>> Begin Given records

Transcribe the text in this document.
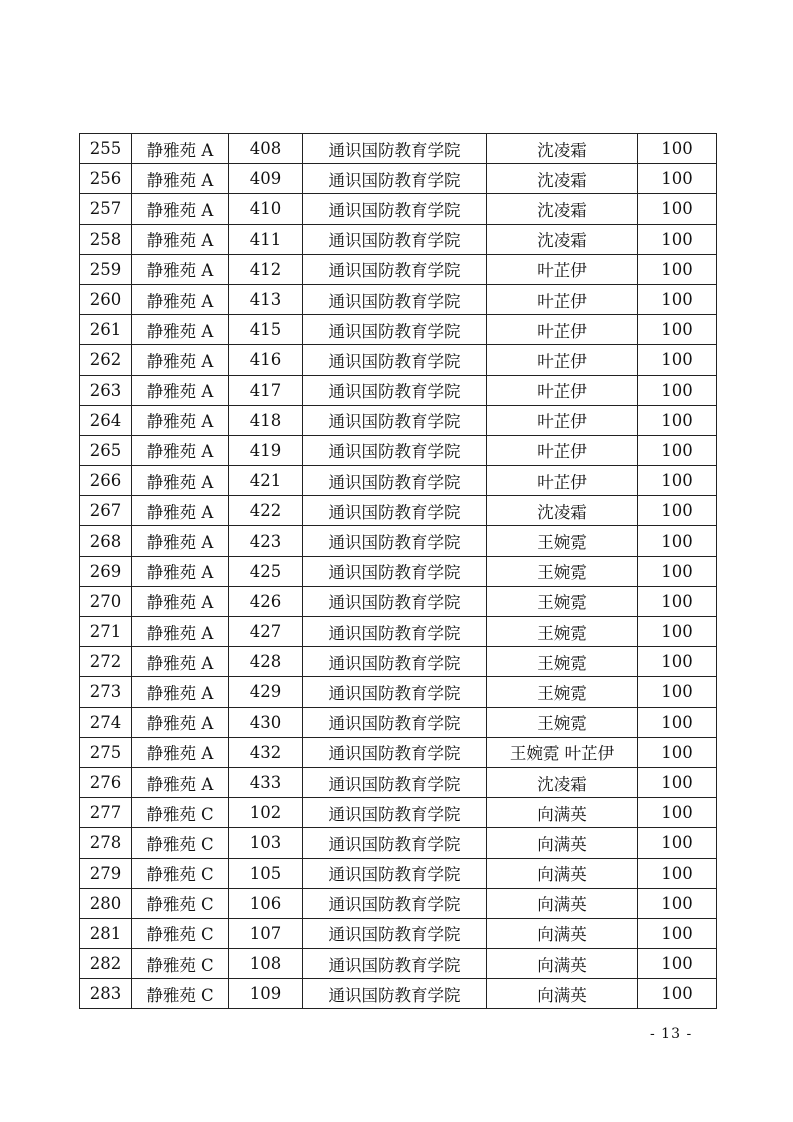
255	静雅苑 A	408	通识国防教育学院	沈凌霜	100
256	静雅苑 A	409	通识国防教育学院	沈凌霜	100
257	静雅苑 A	410	通识国防教育学院	沈凌霜	100
258	静雅苑 A	411	通识国防教育学院	沈凌霜	100
259	静雅苑 A	412	通识国防教育学院	叶芷伊	100
260	静雅苑 A	413	通识国防教育学院	叶芷伊	100
261	静雅苑 A	415	通识国防教育学院	叶芷伊	100
262	静雅苑 A	416	通识国防教育学院	叶芷伊	100
263	静雅苑 A	417	通识国防教育学院	叶芷伊	100
264	静雅苑 A	418	通识国防教育学院	叶芷伊	100
265	静雅苑 A	419	通识国防教育学院	叶芷伊	100
266	静雅苑 A	421	通识国防教育学院	叶芷伊	100
267	静雅苑 A	422	通识国防教育学院	沈凌霜	100
268	静雅苑 A	423	通识国防教育学院	王婉霓	100
269	静雅苑 A	425	通识国防教育学院	王婉霓	100
270	静雅苑 A	426	通识国防教育学院	王婉霓	100
271	静雅苑 A	427	通识国防教育学院	王婉霓	100
272	静雅苑 A	428	通识国防教育学院	王婉霓	100
273	静雅苑 A	429	通识国防教育学院	王婉霓	100
274	静雅苑 A	430	通识国防教育学院	王婉霓	100
275	静雅苑 A	432	通识国防教育学院	王婉霓 叶芷伊	100
276	静雅苑 A	433	通识国防教育学院	沈凌霜	100
277	静雅苑 C	102	通识国防教育学院	向满英	100
278	静雅苑 C	103	通识国防教育学院	向满英	100
279	静雅苑 C	105	通识国防教育学院	向满英	100
280	静雅苑 C	106	通识国防教育学院	向满英	100
281	静雅苑 C	107	通识国防教育学院	向满英	100
282	静雅苑 C	108	通识国防教育学院	向满英	100
283	静雅苑 C	109	通识国防教育学院	向满英	100
- 13 -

>> End Given records

Each line of the data is to be duplicated exactly; pictures stay out of the copy.

Transcribe the text in this document.
255	静雅苑 A	408	通识国防教育学院	沈凌霜	100
256	静雅苑 A	409	通识国防教育学院	沈凌霜	100
257	静雅苑 A	410	通识国防教育学院	沈凌霜	100
258	静雅苑 A	411	通识国防教育学院	沈凌霜	100
259	静雅苑 A	412	通识国防教育学院	叶芷伊	100
260	静雅苑 A	413	通识国防教育学院	叶芷伊	100
261	静雅苑 A	415	通识国防教育学院	叶芷伊	100
262	静雅苑 A	416	通识国防教育学院	叶芷伊	100
263	静雅苑 A	417	通识国防教育学院	叶芷伊	100
264	静雅苑 A	418	通识国防教育学院	叶芷伊	100
265	静雅苑 A	419	通识国防教育学院	叶芷伊	100
266	静雅苑 A	421	通识国防教育学院	叶芷伊	100
267	静雅苑 A	422	通识国防教育学院	沈凌霜	100
268	静雅苑 A	423	通识国防教育学院	王婉霓	100
269	静雅苑 A	425	通识国防教育学院	王婉霓	100
270	静雅苑 A	426	通识国防教育学院	王婉霓	100
271	静雅苑 A	427	通识国防教育学院	王婉霓	100
272	静雅苑 A	428	通识国防教育学院	王婉霓	100
273	静雅苑 A	429	通识国防教育学院	王婉霓	100
274	静雅苑 A	430	通识国防教育学院	王婉霓	100
275	静雅苑 A	432	通识国防教育学院	王婉霓 叶芷伊	100
276	静雅苑 A	433	通识国防教育学院	沈凌霜	100
277	静雅苑 C	102	通识国防教育学院	向满英	100
278	静雅苑 C	103	通识国防教育学院	向满英	100
279	静雅苑 C	105	通识国防教育学院	向满英	100
280	静雅苑 C	106	通识国防教育学院	向满英	100
281	静雅苑 C	107	通识国防教育学院	向满英	100
282	静雅苑 C	108	通识国防教育学院	向满英	100
283	静雅苑 C	109	通识国防教育学院	向满英	100
- 13 -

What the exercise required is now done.